*Task inputs*

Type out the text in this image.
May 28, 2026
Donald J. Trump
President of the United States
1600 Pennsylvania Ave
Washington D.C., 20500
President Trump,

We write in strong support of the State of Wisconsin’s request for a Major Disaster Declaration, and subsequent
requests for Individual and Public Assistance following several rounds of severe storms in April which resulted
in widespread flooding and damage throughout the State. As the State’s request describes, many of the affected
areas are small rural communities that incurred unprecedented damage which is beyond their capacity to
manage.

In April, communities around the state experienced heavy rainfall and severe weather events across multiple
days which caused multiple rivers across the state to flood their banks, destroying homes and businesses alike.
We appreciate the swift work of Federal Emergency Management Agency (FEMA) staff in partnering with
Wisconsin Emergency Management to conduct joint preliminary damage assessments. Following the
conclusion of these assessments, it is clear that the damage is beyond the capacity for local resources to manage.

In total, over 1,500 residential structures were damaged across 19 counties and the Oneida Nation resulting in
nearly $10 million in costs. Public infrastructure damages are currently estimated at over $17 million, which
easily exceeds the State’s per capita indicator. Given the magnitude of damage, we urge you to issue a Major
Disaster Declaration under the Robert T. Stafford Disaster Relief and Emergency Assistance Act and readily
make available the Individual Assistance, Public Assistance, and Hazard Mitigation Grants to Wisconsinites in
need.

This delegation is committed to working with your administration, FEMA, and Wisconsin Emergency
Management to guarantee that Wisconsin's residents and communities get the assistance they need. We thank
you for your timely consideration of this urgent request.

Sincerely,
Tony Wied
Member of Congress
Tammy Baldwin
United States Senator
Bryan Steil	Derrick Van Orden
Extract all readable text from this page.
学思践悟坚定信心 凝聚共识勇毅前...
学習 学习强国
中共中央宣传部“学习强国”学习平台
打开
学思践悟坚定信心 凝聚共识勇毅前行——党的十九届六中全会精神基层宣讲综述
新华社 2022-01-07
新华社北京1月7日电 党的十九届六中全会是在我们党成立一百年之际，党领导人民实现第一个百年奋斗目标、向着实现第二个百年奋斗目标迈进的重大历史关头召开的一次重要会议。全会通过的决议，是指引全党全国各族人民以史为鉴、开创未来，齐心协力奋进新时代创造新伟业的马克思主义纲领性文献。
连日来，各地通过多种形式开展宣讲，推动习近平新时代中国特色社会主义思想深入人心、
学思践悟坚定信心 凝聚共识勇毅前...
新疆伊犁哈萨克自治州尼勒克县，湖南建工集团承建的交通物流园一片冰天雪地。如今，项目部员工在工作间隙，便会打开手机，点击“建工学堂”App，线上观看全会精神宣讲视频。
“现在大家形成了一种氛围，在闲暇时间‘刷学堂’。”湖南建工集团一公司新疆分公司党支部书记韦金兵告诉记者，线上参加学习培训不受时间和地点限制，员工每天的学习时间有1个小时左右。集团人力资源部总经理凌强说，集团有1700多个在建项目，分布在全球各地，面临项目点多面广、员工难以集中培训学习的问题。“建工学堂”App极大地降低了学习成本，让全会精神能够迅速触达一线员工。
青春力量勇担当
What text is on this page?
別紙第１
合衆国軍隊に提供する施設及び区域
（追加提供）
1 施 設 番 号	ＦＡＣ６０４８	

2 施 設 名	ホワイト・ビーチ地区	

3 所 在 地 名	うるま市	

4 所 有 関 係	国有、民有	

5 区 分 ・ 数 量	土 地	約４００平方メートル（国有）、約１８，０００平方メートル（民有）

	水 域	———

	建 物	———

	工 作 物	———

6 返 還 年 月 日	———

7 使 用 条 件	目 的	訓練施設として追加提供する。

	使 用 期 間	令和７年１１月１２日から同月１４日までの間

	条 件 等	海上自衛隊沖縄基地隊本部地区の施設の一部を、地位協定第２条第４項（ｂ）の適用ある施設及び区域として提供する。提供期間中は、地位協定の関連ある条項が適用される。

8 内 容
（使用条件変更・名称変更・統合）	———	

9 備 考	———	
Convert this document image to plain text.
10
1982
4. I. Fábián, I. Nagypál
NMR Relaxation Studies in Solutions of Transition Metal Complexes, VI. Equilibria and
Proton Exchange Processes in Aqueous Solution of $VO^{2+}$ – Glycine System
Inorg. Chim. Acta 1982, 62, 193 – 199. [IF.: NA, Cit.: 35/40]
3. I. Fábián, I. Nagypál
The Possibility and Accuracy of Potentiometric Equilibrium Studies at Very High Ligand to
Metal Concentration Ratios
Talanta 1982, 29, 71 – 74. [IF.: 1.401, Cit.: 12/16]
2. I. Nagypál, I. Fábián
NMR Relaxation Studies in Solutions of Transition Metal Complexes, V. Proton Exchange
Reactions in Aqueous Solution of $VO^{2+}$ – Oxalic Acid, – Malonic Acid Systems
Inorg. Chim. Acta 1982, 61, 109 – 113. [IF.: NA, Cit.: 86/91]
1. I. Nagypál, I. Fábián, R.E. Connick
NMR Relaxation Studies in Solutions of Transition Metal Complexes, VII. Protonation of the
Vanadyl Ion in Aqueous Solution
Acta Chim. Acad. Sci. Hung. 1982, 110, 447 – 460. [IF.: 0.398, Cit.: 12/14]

*Stated problem*
Find how many lines in the material hold the word "Nagypál" and state that number alone.

*Answer to this exercise*
4